Every line of the data must be copied exactly.

### Records provided

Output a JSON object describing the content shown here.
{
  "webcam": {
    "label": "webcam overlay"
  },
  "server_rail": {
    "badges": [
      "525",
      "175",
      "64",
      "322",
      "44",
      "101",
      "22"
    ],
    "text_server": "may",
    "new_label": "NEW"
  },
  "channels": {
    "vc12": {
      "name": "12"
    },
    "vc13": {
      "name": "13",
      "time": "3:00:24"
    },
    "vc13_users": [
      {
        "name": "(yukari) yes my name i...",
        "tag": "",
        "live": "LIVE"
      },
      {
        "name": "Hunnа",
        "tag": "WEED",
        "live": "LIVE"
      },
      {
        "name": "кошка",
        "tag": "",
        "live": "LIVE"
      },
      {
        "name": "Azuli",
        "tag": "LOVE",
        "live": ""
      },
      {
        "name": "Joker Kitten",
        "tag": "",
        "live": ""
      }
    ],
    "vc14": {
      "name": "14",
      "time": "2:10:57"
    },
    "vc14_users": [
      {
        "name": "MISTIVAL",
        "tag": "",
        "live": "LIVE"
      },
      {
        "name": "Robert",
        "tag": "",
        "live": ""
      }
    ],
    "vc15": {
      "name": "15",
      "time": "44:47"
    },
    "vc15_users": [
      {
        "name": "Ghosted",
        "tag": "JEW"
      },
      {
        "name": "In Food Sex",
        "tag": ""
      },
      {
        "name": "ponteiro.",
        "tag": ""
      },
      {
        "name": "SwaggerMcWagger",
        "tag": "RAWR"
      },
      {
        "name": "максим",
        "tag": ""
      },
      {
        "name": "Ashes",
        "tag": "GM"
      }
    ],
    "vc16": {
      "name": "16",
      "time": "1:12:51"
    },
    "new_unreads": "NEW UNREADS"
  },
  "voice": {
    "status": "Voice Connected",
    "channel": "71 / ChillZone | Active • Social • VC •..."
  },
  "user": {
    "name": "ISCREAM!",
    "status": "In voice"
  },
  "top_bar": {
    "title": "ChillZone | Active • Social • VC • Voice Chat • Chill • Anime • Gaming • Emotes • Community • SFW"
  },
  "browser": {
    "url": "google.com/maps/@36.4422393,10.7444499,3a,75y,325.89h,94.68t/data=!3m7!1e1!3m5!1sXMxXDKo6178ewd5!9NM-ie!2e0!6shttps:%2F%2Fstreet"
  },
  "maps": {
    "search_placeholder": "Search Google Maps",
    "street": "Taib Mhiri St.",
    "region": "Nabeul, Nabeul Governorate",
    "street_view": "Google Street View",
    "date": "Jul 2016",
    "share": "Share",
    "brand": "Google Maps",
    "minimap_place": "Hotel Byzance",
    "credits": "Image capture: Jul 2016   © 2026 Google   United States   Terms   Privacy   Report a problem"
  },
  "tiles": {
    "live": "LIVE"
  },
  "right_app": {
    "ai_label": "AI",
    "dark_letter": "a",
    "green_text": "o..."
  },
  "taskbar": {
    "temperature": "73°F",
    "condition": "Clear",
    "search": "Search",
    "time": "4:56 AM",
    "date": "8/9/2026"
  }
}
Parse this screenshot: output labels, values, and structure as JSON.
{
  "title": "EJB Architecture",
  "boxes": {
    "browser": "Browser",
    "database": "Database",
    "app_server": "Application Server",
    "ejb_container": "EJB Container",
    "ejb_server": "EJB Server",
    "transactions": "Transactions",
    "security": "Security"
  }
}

######

Solved problem:
Output a JSON object describing the content shown here.
{
  "webcam": {
    "label": "webcam overlay"
  },
  "server_rail": {
    "badges": [
      "525",
      "175",
      "64",
      "322",
      "44",
      "101",
      "22"
    ],
    "text_server": "may",
    "new_label": "NEW"
  },
  "channels": {
    "vc12": {
      "name": "12"
    },
    "vc13": {
      "name": "13",
      "time": "3:00:24"
    },
    "vc13_users": [
      {
        "name": "(yukari) yes my name i...",
        "tag": "",
        "live": "LIVE"
      },
      {
        "name": "Hunnа",
        "tag": "WEED",
        "live": "LIVE"
      },
      {
        "name": "кошка",
        "tag": "",
        "live": "LIVE"
      },
      {
        "name": "Azuli",
        "tag": "LOVE",
        "live": ""
      },
      {
        "name": "Joker Kitten",
        "tag": "",
        "live": ""
      }
    ],
    "vc14": {
      "name": "14",
      "time": "2:10:57"
    },
    "vc14_users": [
      {
        "name": "MISTIVAL",
        "tag": "",
        "live": "LIVE"
      },
      {
        "name": "Robert",
        "tag": "",
        "live": ""
      }
    ],
    "vc15": {
      "name": "15",
      "time": "44:47"
    },
    "vc15_users": [
      {
        "name": "Ghosted",
        "tag": "JEW"
      },
      {
        "name": "In Food Sex",
        "tag": ""
      },
      {
        "name": "ponteiro.",
        "tag": ""
      },
      {
        "name": "SwaggerMcWagger",
        "tag": "RAWR"
      },
      {
        "name": "максим",
        "tag": ""
      },
      {
        "name": "Ashes",
        "tag": "GM"
      }
    ],
    "vc16": {
      "name": "16",
      "time": "1:12:51"
    },
    "new_unreads": "NEW UNREADS"
  },
  "voice": {
    "status": "Voice Connected",
    "channel": "71 / ChillZone | Active • Social • VC •..."
  },
  "user": {
    "name": "ISCREAM!",
    "status": "In voice"
  },
  "top_bar": {
    "title": "ChillZone | Active • Social • VC • Voice Chat • Chill • Anime • Gaming • Emotes • Community • SFW"
  },
  "browser": {
    "url": "google.com/maps/@36.4422393,10.7444499,3a,75y,325.89h,94.68t/data=!3m7!1e1!3m5!1sXMxXDKo6178ewd5!9NM-ie!2e0!6shttps:%2F%2Fstreet"
  },
  "maps": {
    "search_placeholder": "Search Google Maps",
    "street": "Taib Mhiri St.",
    "region": "Nabeul, Nabeul Governorate",
    "street_view": "Google Street View",
    "date": "Jul 2016",
    "share": "Share",
    "brand": "Google Maps",
    "minimap_place": "Hotel Byzance",
    "credits": "Image capture: Jul 2016   © 2026 Google   United States   Terms   Privacy   Report a problem"
  },
  "tiles": {
    "live": "LIVE"
  },
  "right_app": {
    "ai_label": "AI",
    "dark_letter": "a",
    "green_text": "o..."
  },
  "taskbar": {
    "temperature": "73°F",
    "condition": "Clear",
    "search": "Search",
    "time": "4:56 AM",
    "date": "8/9/2026"
  }
}
Parse this screenshot: output labels, values, and structure as JSON.
{
  "title": "EJB Architecture",
  "boxes": {
    "browser": "Browser",
    "database": "Database",
    "app_server": "Application Server",
    "ejb_container": "EJB Container",
    "ejb_server": "EJB Server",
    "transactions": "Transactions",
    "security": "Security"
  }
}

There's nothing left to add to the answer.